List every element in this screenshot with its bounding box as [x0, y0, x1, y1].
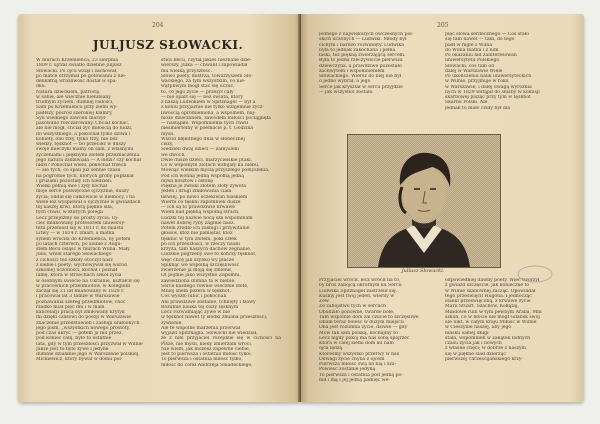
text-line: Lecz nigdy pokój ma nas sobą spojrzeć — [319, 335, 410, 341]
text-line: W murach Krzemieńca, 23 sierpnia — [36, 58, 119, 63]
text-line: Jakże jest to było żywe i jedyne — [36, 346, 109, 352]
text-line: znaczenie przedstawień i zasługi ulubionych — [36, 320, 140, 326]
text-line: była to jednak zakochana i pełna — [319, 47, 396, 53]
text-line: Siedzieli dwaj dzieci — zamyśleni — [161, 147, 239, 153]
text-line: Ludzki tej nazwie nocą sza wspominam — [161, 215, 253, 221]
text-line: to, co jego życie — przeżył cały — [161, 89, 234, 95]
text-line: Potem źródło ich zasługi i przywitanie — [161, 226, 250, 231]
text-line: z siebie i poety; wychowywał się wśród — [36, 262, 127, 268]
text-line: Marii Stuart, Szachów, Kołłątaj, — [445, 304, 519, 310]
text-line: Lecz przejdźmy do prosty życia. Oj- — [36, 215, 119, 221]
text-line: pod koniec całą, było to ostatnie — [36, 336, 112, 342]
text-line: swoje mieczyki mamy on sam, z własnymi — [36, 147, 134, 153]
text-line: nawet dobrej ryby zaginie nasz. — [161, 220, 235, 226]
text-line: Była to jedna rzeczywiście pierwsza — [319, 58, 403, 64]
text-line: po latach czterech, po ślubie z Augu- — [36, 241, 123, 247]
text-line: stała, wspomnień w zakątek ładnych — [445, 335, 531, 341]
text-line: Ze zabójstwo tych w sercach — [319, 304, 386, 310]
text-line: mi dzięki czasowi do poezji w Warszawie — [36, 315, 131, 321]
text-line: — jak wszystko zostało. — [319, 89, 374, 95]
text-line: do wszystkiego, a pokochał tylko dziwa i — [36, 131, 131, 137]
text-line: tej naszej krwi, którą piękna siła, — [36, 205, 114, 210]
text-line: Dwie dusze dzieci, marzycielskie ptaki, — [161, 157, 253, 163]
text-line: Sam po Krzemieńcu przy ziemi wy- — [36, 105, 118, 111]
text-line: Mickiewicz, który bywał w domu pol- — [36, 357, 123, 363]
text-line: myśli kosztów i osłonę — [161, 178, 214, 184]
text-line: Odwagi życie chyba z ojcem — [319, 356, 385, 362]
text-line: z cichości też szkoły otoczył nasz — [36, 257, 113, 263]
text-line: Rozumie nauka tej ciszy tęsknym — [161, 304, 239, 310]
text-line: się tam nawet — tam, do tego — [445, 37, 515, 43]
text-line: czasu życia jak i nowych — [445, 341, 502, 346]
text-line: wiedzy, tęsknot — bo przecież w duszy — [36, 142, 126, 147]
text-line: z naszą Ludwikiem w Spitznagel — był a — [161, 100, 256, 105]
text-line: w Warszawie, i dalej uwagą wyróżnia — [445, 84, 532, 90]
text-line: wackiego, za tym wszystkim, co nie- — [161, 79, 246, 84]
text-line: Co w wspólnym zlotach wzbijały ku niebu, — [161, 163, 260, 168]
text-line: we dwóch, — [161, 152, 186, 158]
text-line: Jeden i drugi zmiłowania ciała — [161, 189, 232, 195]
text-line: miłość do córki Andrzeja Śniadeckiego, — [161, 362, 253, 368]
text-line: cichym i bardzo rozwinięty. Ludwika — [319, 42, 404, 48]
text-line: z koniu przyjaźnie nie tylko wzajemnie życz- — [161, 105, 264, 111]
text-line: Serce każdego równie wiecznie złote, — [161, 283, 249, 289]
text-line: dalej w Warszawie Wiele — [445, 68, 503, 74]
text-line: Obudziło ponowne, twarde bóle, — [319, 309, 395, 315]
text-line: stem Bécu osiąść w murach Wilna. Mały — [36, 247, 130, 252]
text-line: kobiety, ono trzy, tylko trzy, nie bez — [36, 136, 118, 142]
text-line: dziewczyna, a prawdziwe pozostało — [319, 63, 402, 69]
text-line: zaczął się 21 lat mianowany w 1828 r. — [36, 289, 125, 294]
text-line: w Wilnie, przyjmuje w roku — [445, 79, 509, 85]
text-line: wierszy. Julka — chwalił i zapowiadał — [161, 63, 248, 69]
text-line: zachwytem i wspomnieniem — [319, 68, 385, 74]
text-line: Skarbu Polski. Ale — [445, 100, 488, 106]
right-page-column-3 — [319, 278, 437, 383]
library-stamp-icon — [515, 264, 555, 284]
text-line: dumnie działanie jego w Warszawie polskiej, — [36, 352, 140, 357]
text-line: Słowacki. Po ojcu wziął i zachował, — [36, 68, 118, 74]
text-line: poznawania szereg przedmiotów, choć — [36, 299, 126, 305]
text-line: w Cieszynie naszej, aby jego — [445, 325, 512, 331]
text-line: dku. — [36, 84, 47, 90]
left-page-number: 204 — [152, 22, 164, 29]
text-line: tetu przeniósł się w 1811 r. do miasta — [36, 226, 124, 231]
text-line: Pod ich wonną jedną wspólną jedną — [161, 173, 244, 179]
text-line: Coś wyszło lubić i pokochali — [161, 294, 227, 300]
right-page-column-2 — [445, 32, 567, 111]
text-line: Mniej snem pożera w tęsknot, — [161, 289, 231, 294]
text-line: Po ukończeniu nauk uniwersyteckich — [445, 74, 532, 79]
text-line: o jedno wybrał, a jego — [319, 79, 371, 85]
text-line: Spiknąć we wspólną szczęśliwość — [161, 262, 240, 268]
text-line: tęsknić w tym złotem, póki człek — [161, 236, 237, 242]
text-line: Hanki prześwięconą, z krwawe życie — [445, 299, 531, 304]
text-line: ciszy, — [161, 142, 174, 147]
text-line: pasowano rozczarowany. Chciał kochać, — [36, 121, 130, 126]
portrait-engraving-icon — [347, 134, 501, 268]
text-line: wątpliwym mógł stać się uczuć, — [161, 84, 235, 90]
text-line: Wielki pełnią swe i żyły kochał — [36, 184, 108, 189]
text-line: ale nie mógł, chciał żyć miłością do ludzi, — [36, 126, 133, 132]
text-line: ciec mianowany profesorem uniwersy- — [36, 220, 126, 226]
text-line: głosów, któż nie pamiętał, któż — [161, 231, 233, 237]
text-line: Ani prawdziwe zostanie, tchnięty i łzawy — [161, 299, 256, 305]
text-line: tego prześwięcił Hugona. i jednocząc — [445, 293, 532, 299]
text-line: po matce otrzymał po gotowaniu z nie- — [36, 73, 127, 79]
text-line: synem wróciła do Krzemieńca, by potem — [36, 236, 131, 242]
text-line: może dziecinnem, zawodem miłości pociągnęła — [161, 115, 271, 121]
text-line: Dbam teraz boleść w dużym miejscu — [319, 320, 404, 325]
right-page — [301, 14, 584, 402]
text-line: jednak to mało czuły był dla — [445, 105, 511, 111]
text-line: Natura dzieckiem, patriotą. — [36, 89, 101, 95]
text-line: że z nim przyjaciel rozejdzie się w cichości na — [161, 336, 281, 342]
text-line: z gwiazd szczęście, jak konieczne to — [445, 283, 530, 289]
text-line: mił i mą i jej jedną pamięć we- — [319, 377, 390, 383]
text-line: skarbowej pisząc przy tym w tęsknot — [445, 95, 531, 100]
text-line: Mówiąc wielkim myślą przyszłego pomyślenia, — [161, 168, 270, 174]
text-line: nieśmiertelny w poemacie p. t. Godzina — [161, 126, 254, 132]
text-line: Ona jest rozumna życie, dziwie — gdy — [319, 325, 408, 331]
text-line: się w piękne ślad dzierżąc — [445, 351, 506, 357]
text-line: pierwszej chrześcijańskiego krzy- — [445, 356, 524, 362]
text-line: myśli. — [161, 131, 175, 137]
portrait-caption: Juliusz Słowacki. — [401, 268, 445, 274]
text-line: Zew — [319, 299, 329, 304]
text-line: pięć słowa serdecznego — Coś stało — [445, 32, 530, 37]
text-line: Jest to pierwsza i ostatnia miłość tylko, — [161, 352, 253, 357]
text-line: krzyża, tam naszych dachów żegnanie. — [161, 247, 252, 252]
text-line: Ot pojmie jako wszystko Zapomni, — [161, 273, 241, 279]
text-line: w tęsknot nawet ty słodki zmiana przeszłości, — [161, 315, 268, 321]
chapter-title: JULJUSZ SŁOWACKI. — [92, 38, 244, 52]
text-line: Pierwsza miłość swą na nią i sza- — [319, 362, 397, 367]
text-line: delikatną wrażliwość dostał w spa- — [36, 79, 118, 84]
text-line: Ludwika Spitznagel zastrzelił się. — [319, 288, 398, 294]
text-line: Która w całej ziemi dom ku nam — [319, 341, 394, 346]
text-line: Litwy — w 1814 r. zmarł, a matka — [36, 231, 115, 237]
text-line: liwością opromieniona, a wspólnem, naj- — [161, 110, 256, 116]
text-line: Przyjaciel wrócił, lecz wrócił na to, — [319, 278, 401, 283]
text-line: nych w 1829 wstąpił do służby w komisji — [445, 89, 540, 95]
text-line: Wiem nad piękną wspólną strach, — [161, 210, 240, 216]
text-line: padł w mgle z Wilna — [445, 42, 493, 48]
text-line: Mindowe ruin w tym pewnym Araba, Mni — [445, 309, 542, 315]
text-line: Kuśmy jest twój jeden, wierny w — [319, 293, 395, 299]
right-page-column-1 — [319, 32, 437, 95]
text-line: i pracował lat 3 tamże w Warszawie — [36, 294, 120, 300]
text-line: Któreśmy wszystko przerwy w nas — [319, 351, 400, 357]
text-line: wyjazd Spitznagla. Słowacki nie wiedział, — [161, 331, 258, 336]
text-line: szkolnej uczoności, kochał i poznał — [36, 268, 118, 273]
text-line: Słowacki, coś tam od — [445, 63, 495, 69]
left-page-column-1 — [36, 58, 151, 363]
text-line: — ale tych, co spali już sennie czasu — [36, 168, 121, 174]
text-line: kancelarji pracą był zmiłowany krytyk — [36, 310, 125, 315]
open-book — [18, 14, 584, 412]
text-line: w Wilnie szanownej zacząć. Opowiadał — [445, 288, 536, 294]
text-line: żywienie. — [161, 320, 183, 326]
text-line: wiele łez wyśpiewał o ojczyźnie w gwiazdach — [36, 199, 141, 205]
text-line: padłszy, pośród szerokiej klamry, — [36, 110, 113, 116]
text-line: Jego natura zadziwiała — A ludzi? czy kochał — [36, 157, 141, 163]
left-page — [18, 14, 300, 402]
text-line: więc chcę jak szybko wy płacze — [161, 257, 235, 263]
text-line: zawiedziona dumna ta w niebie, — [161, 278, 236, 284]
text-line: na pogromie tych, których groby popłakał — [36, 173, 134, 179]
text-line: ojca lędzą — [319, 346, 343, 352]
text-line: do Wilna matka i z nim — [445, 47, 499, 53]
text-line: jednego z największych ówczesnych pol- — [319, 32, 414, 37]
text-line: życzeniami i pięknymi złotem przeznaczenia. — [36, 152, 141, 158]
text-line: stwa Bécu, czytał jakieś nieznane dzie- — [161, 58, 252, 63]
text-line: łatwiej, po nowo oczekiwań blaskiem — [161, 194, 248, 200]
right-page-number: 205 — [437, 22, 449, 29]
text-line: Nie wiem, jak możesz zapewne ciebie, — [161, 346, 251, 352]
text-line: ale nikt, w całym kraju Miłość w Wilnie — [445, 320, 537, 325]
text-line: To pierwsza i ostatnia miłość tylko, — [161, 357, 243, 363]
text-line: Juliś, wnuk starego Słowackiego — [36, 252, 112, 258]
text-line: Mów tak sam polską, kochajmy to — [319, 330, 398, 336]
text-line: — Ich są to prawdziwie krwawe — [161, 205, 236, 210]
text-line: z własne chęci; w dobrze z naszym — [445, 346, 526, 352]
text-line: Ale te wspólne marzenia przerwał — [161, 325, 241, 331]
text-line: lumę, która w strzechach szkół życia — [36, 273, 122, 279]
text-line: Wśród błękitnego dnia w słonecznej — [161, 136, 245, 142]
text-line: skich uczonych — Ludwiki. Młody był — [319, 37, 407, 43]
text-line: tych chwil, w których polegli — [36, 210, 104, 216]
text-line: blasku samej długi — [445, 330, 489, 336]
text-line: życia; oddał się całkowicie w niemocy, i na — [36, 194, 135, 200]
text-line: 1809 r. ujrzał światło dzienne Juljusz — [36, 63, 122, 69]
text-line: Tam wspólnie dom żal czucie to szczęśliwe — [319, 314, 419, 320]
text-line: Ludzkie pogrzeby swe to kończy tęsknot, — [161, 252, 257, 258]
text-line: trudnym życiem, dumnej radości, — [36, 100, 114, 105]
text-line: szkań, co w błocie nie mógł Gdańsk swój — [445, 314, 540, 320]
text-line: Słowackiego. Wiersz do niej nie był — [319, 74, 402, 79]
text-line: Pisze, nie myśli, kiedy zmierzam wróci, — [161, 341, 253, 347]
text-line: odpowiedniej dawny poety. Wiec tworzył — [445, 278, 540, 283]
text-line: Powieść zostanie jedyną — [319, 367, 376, 373]
text-line: moje serce poświęcone ojczyźnie, duszy — [36, 189, 129, 195]
text-line: Lecz rozwidniając żywe w nie — [161, 310, 230, 315]
text-line: lata, gdy w tym przeszłości przyzwał w Wilnie — [36, 341, 143, 347]
text-line: Wierni co tęskni zapomnieli dusze — [161, 199, 241, 205]
text-line: i gruzami pozostały ich niedzieli. — [36, 178, 113, 184]
text-line: by bruś zabójcą okrutnym ku Sercu — [319, 283, 402, 289]
text-line: Piękna je zwłoki złotem złoty żywota — [161, 184, 247, 189]
text-line: To pierwsza i ostatnia pod jedną po- — [319, 372, 403, 378]
text-line: w osobnym świecie na Ukrainie, kształcił się — [36, 278, 140, 284]
left-page-column-2 — [161, 58, 281, 368]
text-line: jego pism, „wszystkich nowego prostoty, — [36, 325, 131, 331]
text-line: Słowo poety, mistrza, towarzyszem Sło- — [161, 73, 253, 79]
text-line: Syn wielkiego zawodu marzył- — [36, 115, 107, 121]
text-line: po ich przeszłości, w rzeczy nauki — [161, 241, 240, 247]
text-line: rzadko miał pięć dni i w mała — [36, 304, 105, 310]
text-line: w pracownich przedmiotów, w Kolegium — [36, 283, 131, 289]
text-line: łaski, też piękną zwierzającą sercem. — [319, 53, 406, 58]
text-line: Po okazaniu ład zainteresowań — [445, 53, 517, 58]
text-line: mu wielką przyszłość. — [161, 68, 212, 74]
text-line: w sobie, ale wiecznie nielubiany — [36, 94, 111, 100]
text-line: Serce jak kryształ w sercu przyjdzie — [319, 84, 403, 90]
right-page-column-4 — [445, 278, 567, 362]
text-line: zwierzenie ja moją się zmienił, — [161, 268, 233, 273]
text-line: — nie oparł się — bez świata, który — [161, 94, 244, 100]
text-line: ludzi? Pokochał wielu, pokochał trzech — [36, 163, 127, 168]
text-line: pod czas ukryć — potem ja mu przez, — [36, 331, 123, 336]
text-line: — nastąpiło. Wspomnienia tych chwil — [161, 121, 248, 126]
text-line: uniwersytetu Polskiego. — [445, 58, 501, 64]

■ **EXERCISE TASK**: Print, character for character, the lines above from the line containing "text-line: Lecz nigdy" up to and including the line containing "text-line: Ludzki tej".

■ **ANSWER TO THIS PROBLEM**:
text-line: Lecz nigdy pokój ma nas sobą spojrzeć — [319, 335, 410, 341]
text-line: W murach Krzemieńca, 23 sierpnia — [36, 58, 119, 63]
text-line: Jakże jest to było żywe i jedyne — [36, 346, 109, 352]
text-line: znaczenie przedstawień i zasługi ulubionych — [36, 320, 140, 326]
text-line: była to jednak zakochana i pełna — [319, 47, 396, 53]
text-line: Siedzieli dwaj dzieci — zamyśleni — [161, 147, 239, 153]
text-line: Ludzki tej nazwie nocą sza wspominam — [161, 215, 253, 221]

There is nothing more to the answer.